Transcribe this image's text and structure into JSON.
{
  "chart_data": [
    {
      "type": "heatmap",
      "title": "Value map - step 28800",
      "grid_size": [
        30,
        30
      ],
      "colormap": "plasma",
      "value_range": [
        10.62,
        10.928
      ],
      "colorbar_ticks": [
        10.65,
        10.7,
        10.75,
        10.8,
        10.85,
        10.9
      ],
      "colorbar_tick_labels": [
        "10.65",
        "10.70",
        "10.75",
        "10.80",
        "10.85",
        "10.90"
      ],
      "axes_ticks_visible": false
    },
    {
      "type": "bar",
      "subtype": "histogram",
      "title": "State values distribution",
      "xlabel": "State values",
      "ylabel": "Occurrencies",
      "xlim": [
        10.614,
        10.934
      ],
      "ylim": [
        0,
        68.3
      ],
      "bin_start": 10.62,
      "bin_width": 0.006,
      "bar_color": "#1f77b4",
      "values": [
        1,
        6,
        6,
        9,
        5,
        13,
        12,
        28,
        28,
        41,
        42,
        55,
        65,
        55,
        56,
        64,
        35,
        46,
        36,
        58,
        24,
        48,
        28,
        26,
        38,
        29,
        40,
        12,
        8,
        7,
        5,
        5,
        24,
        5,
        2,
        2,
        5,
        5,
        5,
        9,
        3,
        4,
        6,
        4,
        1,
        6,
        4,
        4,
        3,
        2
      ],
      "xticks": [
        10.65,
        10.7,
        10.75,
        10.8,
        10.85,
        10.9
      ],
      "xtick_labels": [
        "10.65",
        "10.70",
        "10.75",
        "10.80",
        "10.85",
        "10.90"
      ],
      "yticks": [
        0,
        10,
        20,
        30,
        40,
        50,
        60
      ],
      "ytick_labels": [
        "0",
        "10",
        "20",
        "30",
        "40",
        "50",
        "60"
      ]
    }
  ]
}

**Given problem:**
Show every line from the entries above in which "State" appears.

**Worked answer:**
      "title": "State values distribution",
      "xlabel": "State values",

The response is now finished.